Visual layout records
——

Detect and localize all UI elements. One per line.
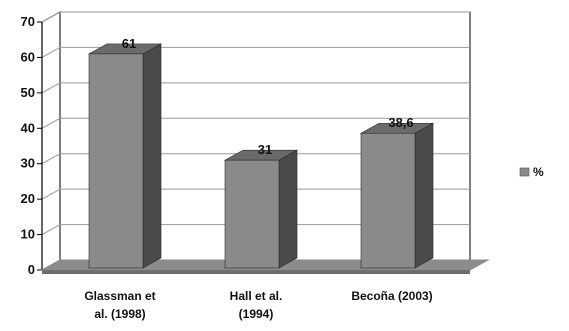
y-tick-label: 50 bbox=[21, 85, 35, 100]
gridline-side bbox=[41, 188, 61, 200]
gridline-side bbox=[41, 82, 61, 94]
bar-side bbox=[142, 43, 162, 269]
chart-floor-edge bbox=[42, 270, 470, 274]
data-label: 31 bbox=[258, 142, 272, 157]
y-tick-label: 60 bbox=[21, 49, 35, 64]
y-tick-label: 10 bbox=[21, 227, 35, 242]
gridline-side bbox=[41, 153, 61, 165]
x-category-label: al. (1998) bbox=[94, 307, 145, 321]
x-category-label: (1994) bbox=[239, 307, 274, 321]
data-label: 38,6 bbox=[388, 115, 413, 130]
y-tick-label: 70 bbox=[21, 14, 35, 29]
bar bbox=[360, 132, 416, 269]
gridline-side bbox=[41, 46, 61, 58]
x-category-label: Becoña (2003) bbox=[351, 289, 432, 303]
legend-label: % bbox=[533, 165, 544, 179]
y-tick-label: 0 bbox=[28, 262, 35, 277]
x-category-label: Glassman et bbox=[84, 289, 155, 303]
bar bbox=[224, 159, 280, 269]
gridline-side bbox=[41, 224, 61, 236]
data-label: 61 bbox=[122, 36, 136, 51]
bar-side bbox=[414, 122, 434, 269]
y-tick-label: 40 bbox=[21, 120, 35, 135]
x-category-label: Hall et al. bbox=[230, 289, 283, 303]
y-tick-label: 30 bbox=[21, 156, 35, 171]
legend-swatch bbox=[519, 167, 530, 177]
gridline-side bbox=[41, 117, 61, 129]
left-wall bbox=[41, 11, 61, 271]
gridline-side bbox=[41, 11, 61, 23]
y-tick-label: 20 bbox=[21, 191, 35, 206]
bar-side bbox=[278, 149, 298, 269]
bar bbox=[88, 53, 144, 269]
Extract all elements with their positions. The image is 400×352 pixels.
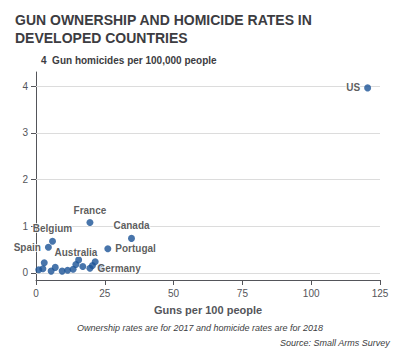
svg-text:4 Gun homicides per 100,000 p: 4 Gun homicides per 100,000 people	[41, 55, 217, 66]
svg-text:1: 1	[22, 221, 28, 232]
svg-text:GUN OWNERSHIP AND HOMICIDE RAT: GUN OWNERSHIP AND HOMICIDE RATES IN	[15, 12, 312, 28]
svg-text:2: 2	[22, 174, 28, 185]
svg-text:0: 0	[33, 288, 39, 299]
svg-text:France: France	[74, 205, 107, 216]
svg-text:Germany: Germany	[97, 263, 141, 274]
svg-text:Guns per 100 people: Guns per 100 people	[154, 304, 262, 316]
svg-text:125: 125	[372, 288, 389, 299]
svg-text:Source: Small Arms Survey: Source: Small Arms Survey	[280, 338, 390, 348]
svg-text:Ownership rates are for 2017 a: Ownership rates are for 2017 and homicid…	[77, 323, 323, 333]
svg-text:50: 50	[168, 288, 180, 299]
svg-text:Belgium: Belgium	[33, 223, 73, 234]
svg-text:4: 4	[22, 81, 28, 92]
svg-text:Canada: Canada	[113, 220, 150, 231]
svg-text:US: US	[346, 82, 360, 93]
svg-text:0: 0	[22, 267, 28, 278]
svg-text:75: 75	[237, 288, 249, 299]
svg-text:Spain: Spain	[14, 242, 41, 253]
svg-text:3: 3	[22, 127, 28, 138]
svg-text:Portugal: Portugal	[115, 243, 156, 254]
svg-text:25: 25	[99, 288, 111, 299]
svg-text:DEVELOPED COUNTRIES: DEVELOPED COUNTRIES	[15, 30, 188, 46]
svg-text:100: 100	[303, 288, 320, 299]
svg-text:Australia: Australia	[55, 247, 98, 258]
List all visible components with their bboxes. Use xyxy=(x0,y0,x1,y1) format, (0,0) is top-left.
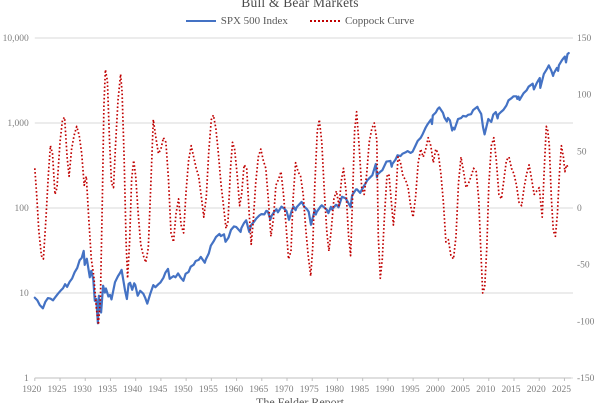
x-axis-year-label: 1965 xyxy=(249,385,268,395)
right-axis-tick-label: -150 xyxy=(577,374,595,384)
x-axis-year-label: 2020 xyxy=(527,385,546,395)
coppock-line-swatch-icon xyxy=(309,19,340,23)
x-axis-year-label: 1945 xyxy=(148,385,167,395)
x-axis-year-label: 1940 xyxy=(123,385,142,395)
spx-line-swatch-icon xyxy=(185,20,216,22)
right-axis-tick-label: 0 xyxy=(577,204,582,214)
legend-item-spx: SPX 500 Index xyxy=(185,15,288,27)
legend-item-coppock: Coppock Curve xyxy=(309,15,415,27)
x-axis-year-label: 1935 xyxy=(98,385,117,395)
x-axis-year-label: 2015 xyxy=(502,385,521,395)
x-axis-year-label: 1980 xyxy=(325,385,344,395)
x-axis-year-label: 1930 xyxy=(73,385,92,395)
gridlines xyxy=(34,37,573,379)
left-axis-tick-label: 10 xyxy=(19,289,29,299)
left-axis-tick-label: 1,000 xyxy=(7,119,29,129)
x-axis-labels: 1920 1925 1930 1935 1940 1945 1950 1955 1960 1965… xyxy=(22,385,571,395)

——

To do
Reproduce every line of the material above word for word, omitting the pictures.

Task solution
Detect and localize all UI elements. One per line.
y-tick-label: 50 bbox=[21, 85, 35, 100]
gridline-side bbox=[41, 188, 61, 200]
gridline-side bbox=[41, 82, 61, 94]
bar-side bbox=[142, 43, 162, 269]
chart-floor-edge bbox=[42, 270, 470, 274]
data-label: 31 bbox=[258, 142, 272, 157]
y-tick-label: 60 bbox=[21, 49, 35, 64]
y-tick-label: 10 bbox=[21, 227, 35, 242]
gridline-side bbox=[41, 153, 61, 165]
x-category-label: al. (1998) bbox=[94, 307, 145, 321]
x-category-label: (1994) bbox=[239, 307, 274, 321]
data-label: 38,6 bbox=[388, 115, 413, 130]
y-tick-label: 70 bbox=[21, 14, 35, 29]
bar bbox=[360, 132, 416, 269]
gridline-side bbox=[41, 46, 61, 58]
x-category-label: Becoña (2003) bbox=[351, 289, 432, 303]
legend-label: % bbox=[533, 165, 544, 179]
y-tick-label: 0 bbox=[28, 262, 35, 277]
x-category-label: Glassman et bbox=[84, 289, 155, 303]
bar bbox=[224, 159, 280, 269]
gridline-side bbox=[41, 224, 61, 236]
data-label: 61 bbox=[122, 36, 136, 51]
bar-side bbox=[414, 122, 434, 269]
y-tick-label: 40 bbox=[21, 120, 35, 135]
x-category-label: Hall et al. bbox=[230, 289, 283, 303]
y-tick-label: 30 bbox=[21, 156, 35, 171]
legend-swatch bbox=[519, 167, 530, 177]
gridline-side bbox=[41, 117, 61, 129]
left-wall bbox=[41, 11, 61, 271]
gridline-side bbox=[41, 11, 61, 23]
y-tick-label: 20 bbox=[21, 191, 35, 206]
bar-side bbox=[278, 149, 298, 269]
bar bbox=[88, 53, 144, 269]
Extract all elements with their positions. The image is 400×352 pixels.
svg-text:4 Gun homicides per 100,000 p: 4 Gun homicides per 100,000 people	[41, 55, 217, 66]
svg-text:1: 1	[22, 221, 28, 232]
svg-text:GUN OWNERSHIP AND HOMICIDE RAT: GUN OWNERSHIP AND HOMICIDE RATES IN	[15, 12, 312, 28]
svg-text:2: 2	[22, 174, 28, 185]
svg-text:0: 0	[33, 288, 39, 299]
svg-text:France: France	[74, 205, 107, 216]
svg-text:Germany: Germany	[97, 263, 141, 274]
svg-text:Guns per 100 people: Guns per 100 people	[154, 304, 262, 316]
svg-text:125: 125	[372, 288, 389, 299]
svg-text:Source: Small Arms Survey: Source: Small Arms Survey	[280, 338, 390, 348]
svg-text:Ownership rates are for 2017 a: Ownership rates are for 2017 and homicid…	[77, 323, 323, 333]
svg-text:50: 50	[168, 288, 180, 299]
svg-text:Belgium: Belgium	[33, 223, 73, 234]
svg-text:4: 4	[22, 81, 28, 92]
svg-text:Canada: Canada	[113, 220, 150, 231]
svg-text:US: US	[346, 82, 360, 93]
svg-text:0: 0	[22, 267, 28, 278]
svg-text:75: 75	[237, 288, 249, 299]
svg-text:Spain: Spain	[14, 242, 41, 253]
svg-text:3: 3	[22, 127, 28, 138]
svg-text:Portugal: Portugal	[115, 243, 156, 254]
svg-text:25: 25	[99, 288, 111, 299]
svg-text:DEVELOPED COUNTRIES: DEVELOPED COUNTRIES	[15, 30, 188, 46]
svg-text:100: 100	[303, 288, 320, 299]
svg-text:Australia: Australia	[55, 247, 98, 258]
List all visible components with their bboxes. Use xyxy=(x0,y0,x1,y1) format, (0,0) is top-left.
x-axis-year-label: 1965 xyxy=(249,385,268,395)
right-axis-tick-label: -150 xyxy=(577,374,595,384)
x-axis-year-label: 2020 xyxy=(527,385,546,395)
coppock-line-swatch-icon xyxy=(309,19,340,23)
x-axis-year-label: 1945 xyxy=(148,385,167,395)
x-axis-year-label: 1940 xyxy=(123,385,142,395)
spx-line-swatch-icon xyxy=(185,20,216,22)
right-axis-tick-label: 0 xyxy=(577,204,582,214)
legend-item-spx: SPX 500 Index xyxy=(185,15,288,27)
legend-item-coppock: Coppock Curve xyxy=(309,15,415,27)
x-axis-year-label: 1935 xyxy=(98,385,117,395)
x-axis-year-label: 2015 xyxy=(502,385,521,395)
x-axis-year-label: 1980 xyxy=(325,385,344,395)
x-axis-year-label: 1930 xyxy=(73,385,92,395)
gridlines xyxy=(34,37,573,379)
left-axis-tick-label: 10 xyxy=(19,289,29,299)
left-axis-tick-label: 1,000 xyxy=(7,119,29,129)
x-axis-labels: 1920 1925 1930 1935 1940 1945 1950 1955 1960 1965… xyxy=(22,385,571,395)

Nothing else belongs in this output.